EXERCISE AIM → Scan the listing below and copy every line holding "Baseline".

=== MATERIAL TO PROCESS ===

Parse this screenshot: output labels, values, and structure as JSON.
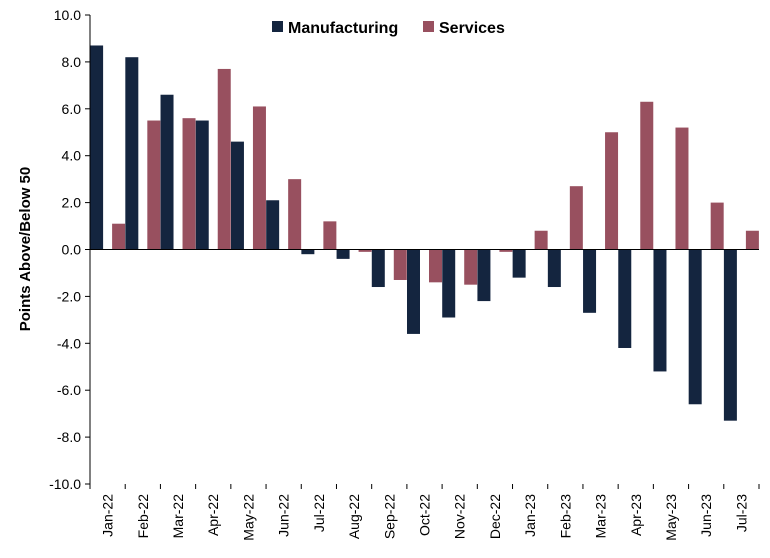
{
  "chart_data": {
    "type": "bar",
    "title": "",
    "xlabel": "",
    "ylabel": "Points Above/Below 50",
    "ylim": [
      -10,
      10
    ],
    "ytick_step": 2,
    "ytick_labels": [
      "10.0",
      "8.0",
      "6.0",
      "4.0",
      "2.0",
      "0.0",
      "-2.0",
      "-4.0",
      "-6.0",
      "-8.0",
      "-10.0"
    ],
    "grid": false,
    "legend": "top-center",
    "categories": [
      "Jan-22",
      "Feb-22",
      "Mar-22",
      "Apr-22",
      "May-22",
      "Jun-22",
      "Jul-22",
      "Aug-22",
      "Sep-22",
      "Oct-22",
      "Nov-22",
      "Dec-22",
      "Jan-23",
      "Feb-23",
      "Mar-23",
      "Apr-23",
      "May-23",
      "Jun-23",
      "Jul-23"
    ],
    "series": [
      {
        "name": "Manufacturing",
        "color": "#14253f",
        "values": [
          8.7,
          8.2,
          6.6,
          5.5,
          4.6,
          2.1,
          -0.2,
          -0.4,
          -1.6,
          -3.6,
          -2.9,
          -2.2,
          -1.2,
          -1.6,
          -2.7,
          -4.2,
          -5.2,
          -6.6,
          -7.3
        ]
      },
      {
        "name": "Services",
        "color": "#98505f",
        "values": [
          1.1,
          5.5,
          5.6,
          7.7,
          6.1,
          3.0,
          1.2,
          -0.1,
          -1.3,
          -1.4,
          -1.5,
          -0.1,
          0.8,
          2.7,
          5.0,
          6.3,
          5.2,
          2.0,
          0.8
        ]
      }
    ]
  }
}
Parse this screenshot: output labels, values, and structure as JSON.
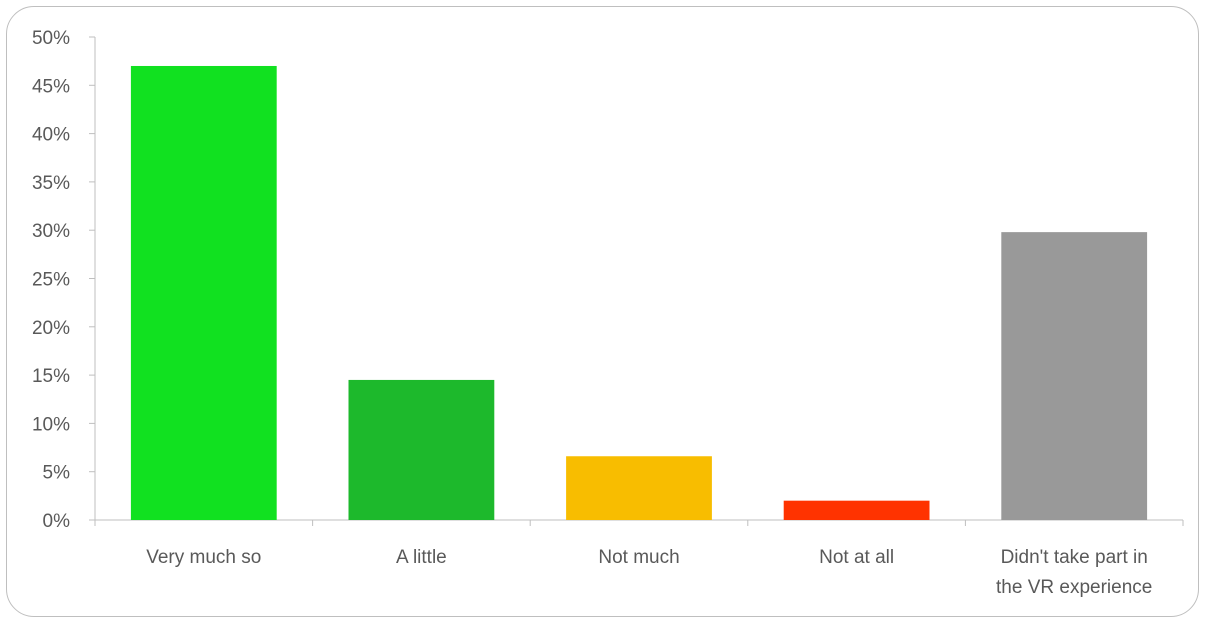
{
  "chart_data": {
    "type": "bar",
    "title": "",
    "xlabel": "",
    "ylabel": "",
    "categories": [
      [
        "Very much so"
      ],
      [
        "A little"
      ],
      [
        "Not much"
      ],
      [
        "Not at all"
      ],
      [
        "Didn't take part in",
        "the VR experience"
      ]
    ],
    "values": [
      47.0,
      14.5,
      6.6,
      2.0,
      29.8
    ],
    "colors": [
      "#11e120",
      "#1db92c",
      "#f8bd00",
      "#ff3300",
      "#999999"
    ],
    "ylim": [
      0,
      50
    ],
    "ytick_step": 5,
    "ytick_suffix": "%",
    "grid": false,
    "legend": "none"
  }
}
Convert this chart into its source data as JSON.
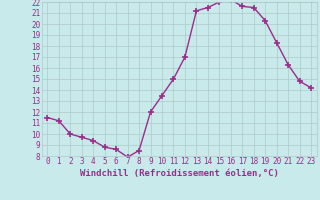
{
  "x": [
    0,
    1,
    2,
    3,
    4,
    5,
    6,
    7,
    8,
    9,
    10,
    11,
    12,
    13,
    14,
    15,
    16,
    17,
    18,
    19,
    20,
    21,
    22,
    23
  ],
  "y": [
    11.5,
    11.2,
    10.0,
    9.7,
    9.4,
    8.8,
    8.6,
    7.9,
    8.5,
    12.0,
    13.5,
    15.0,
    17.0,
    21.2,
    21.5,
    22.0,
    22.2,
    21.6,
    21.5,
    20.3,
    18.3,
    16.3,
    14.8,
    14.2
  ],
  "ylim": [
    8,
    22
  ],
  "yticks": [
    8,
    9,
    10,
    11,
    12,
    13,
    14,
    15,
    16,
    17,
    18,
    19,
    20,
    21,
    22
  ],
  "xlim": [
    -0.5,
    23.5
  ],
  "xticks": [
    0,
    1,
    2,
    3,
    4,
    5,
    6,
    7,
    8,
    9,
    10,
    11,
    12,
    13,
    14,
    15,
    16,
    17,
    18,
    19,
    20,
    21,
    22,
    23
  ],
  "line_color": "#9b2d8a",
  "bg_color": "#c8eaea",
  "grid_color": "#b0c8c8",
  "xlabel": "Windchill (Refroidissement éolien,°C)",
  "xlabel_color": "#9b2d8a",
  "tick_color": "#9b2d8a",
  "marker": "+",
  "marker_size": 4,
  "linewidth": 1.0,
  "tick_fontsize": 5.5,
  "xlabel_fontsize": 6.5
}
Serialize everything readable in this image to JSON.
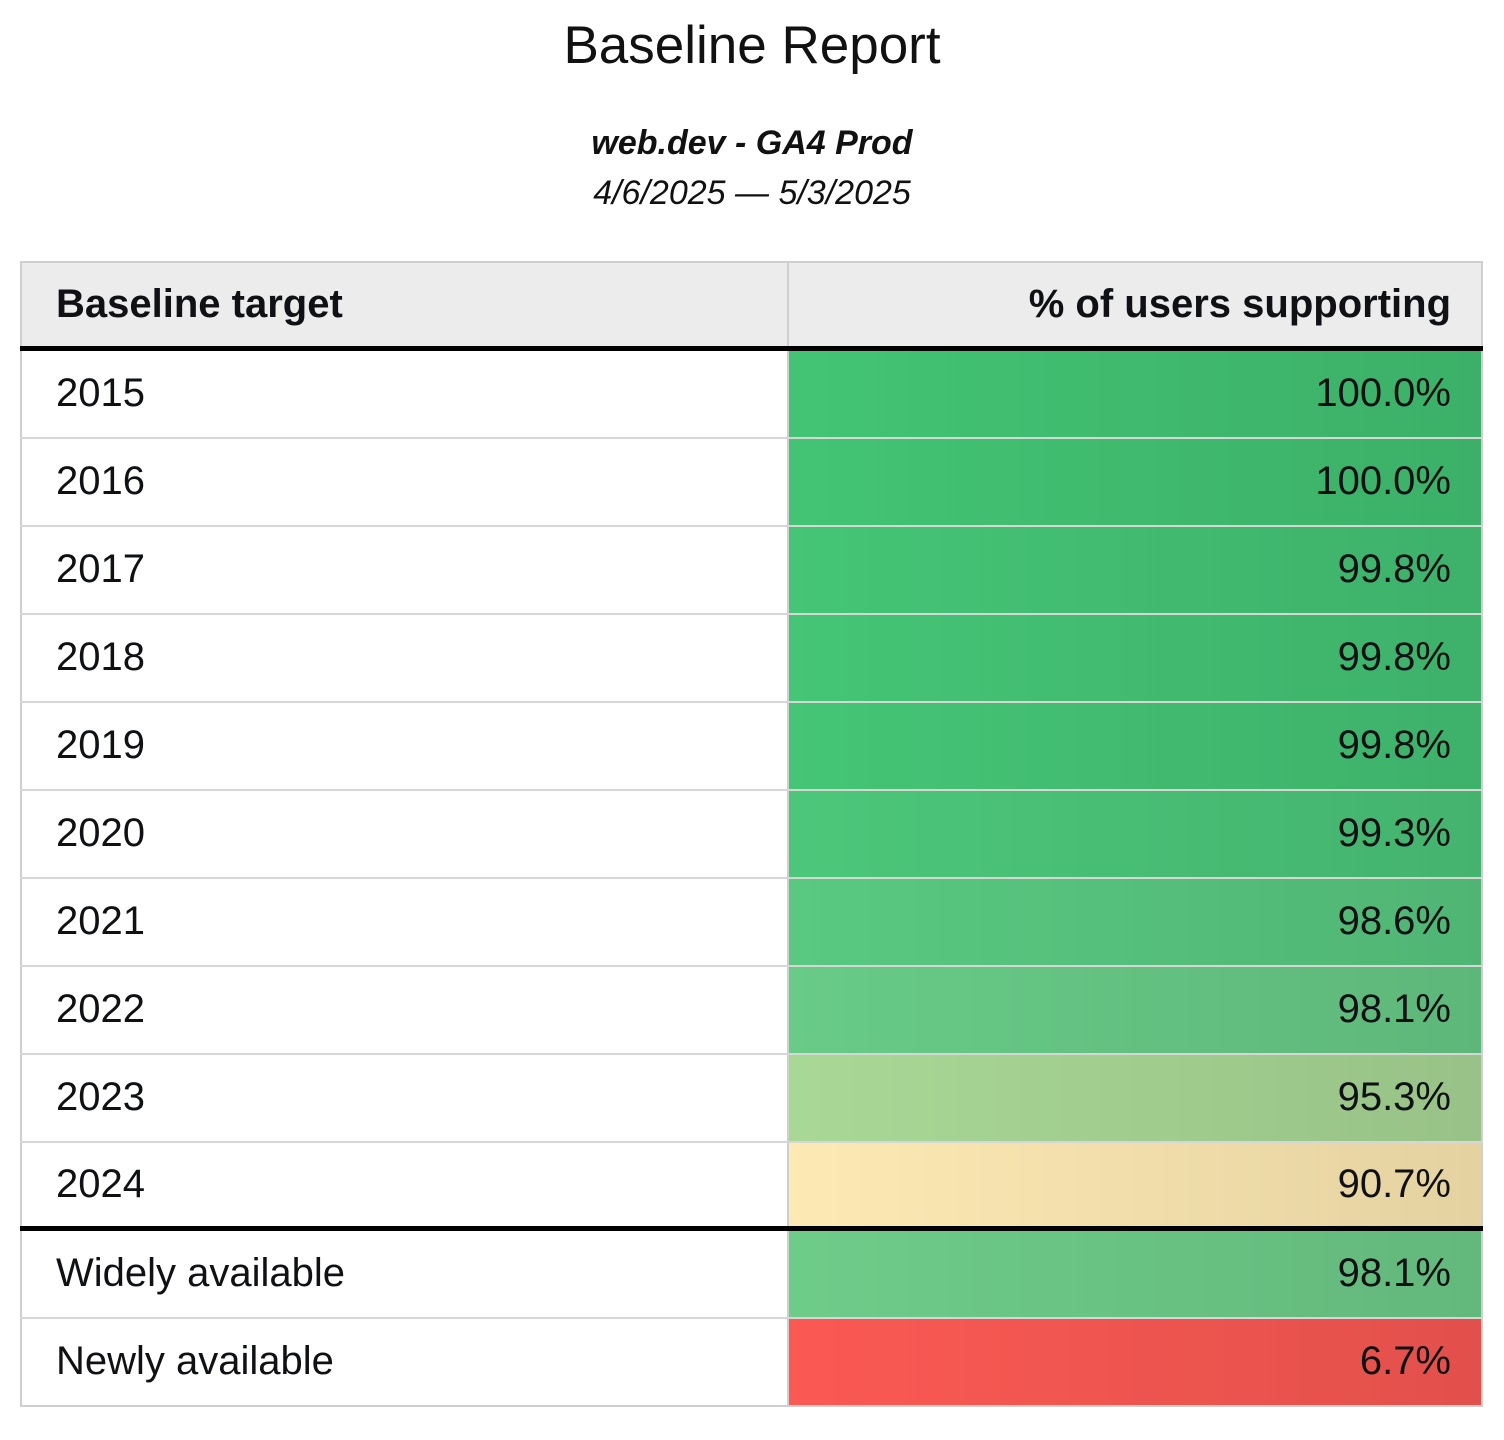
{
  "page": {
    "title": "Baseline Report",
    "subtitle": "web.dev - GA4 Prod",
    "date_range": "4/6/2025 — 5/3/2025"
  },
  "table": {
    "headers": {
      "target": "Baseline target",
      "support": "% of users supporting"
    },
    "rows": [
      {
        "label": "2015",
        "value": "100.0%",
        "color": "#43c474",
        "section": "year-targets"
      },
      {
        "label": "2016",
        "value": "100.0%",
        "color": "#43c474",
        "section": "year-targets"
      },
      {
        "label": "2017",
        "value": "99.8%",
        "color": "#45c576",
        "section": "year-targets"
      },
      {
        "label": "2018",
        "value": "99.8%",
        "color": "#45c576",
        "section": "year-targets"
      },
      {
        "label": "2019",
        "value": "99.8%",
        "color": "#45c576",
        "section": "year-targets"
      },
      {
        "label": "2020",
        "value": "99.3%",
        "color": "#4cc77a",
        "section": "year-targets"
      },
      {
        "label": "2021",
        "value": "98.6%",
        "color": "#59c981",
        "section": "year-targets"
      },
      {
        "label": "2022",
        "value": "98.1%",
        "color": "#68cb87",
        "section": "year-targets"
      },
      {
        "label": "2023",
        "value": "95.3%",
        "color": "#a9d896",
        "section": "year-targets"
      },
      {
        "label": "2024",
        "value": "90.7%",
        "color": "#fde9b3",
        "section": "year-targets"
      },
      {
        "label": "Widely available",
        "value": "98.1%",
        "color": "#6ecc89",
        "section": "availability"
      },
      {
        "label": "Newly available",
        "value": "6.7%",
        "color": "#fb5953",
        "section": "availability"
      }
    ]
  },
  "style_colors": {
    "header_bg": "#ececec",
    "grid_border": "#d6d6d6",
    "outer_border": "#cfcfcf",
    "section_divider": "#000000",
    "text": "#0f1115"
  },
  "chart_data": {
    "type": "table",
    "title": "Baseline Report",
    "subtitle": "web.dev - GA4 Prod",
    "date_range": "4/6/2025 — 5/3/2025",
    "columns": [
      "Baseline target",
      "% of users supporting"
    ],
    "rows": [
      [
        "2015",
        100.0
      ],
      [
        "2016",
        100.0
      ],
      [
        "2017",
        99.8
      ],
      [
        "2018",
        99.8
      ],
      [
        "2019",
        99.8
      ],
      [
        "2020",
        99.3
      ],
      [
        "2021",
        98.6
      ],
      [
        "2022",
        98.1
      ],
      [
        "2023",
        95.3
      ],
      [
        "2024",
        90.7
      ],
      [
        "Widely available",
        98.1
      ],
      [
        "Newly available",
        6.7
      ]
    ],
    "value_unit": "%",
    "color_scale": "red-yellow-green heatmap on % of users supporting",
    "layout": "two-column table, values right-aligned, thick black rule under header and under 2024 row"
  }
}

===

REPLY →
    "title": "Baseline Report",
      "target": "Baseline target",
    "title": "Baseline Report",
      "Baseline target",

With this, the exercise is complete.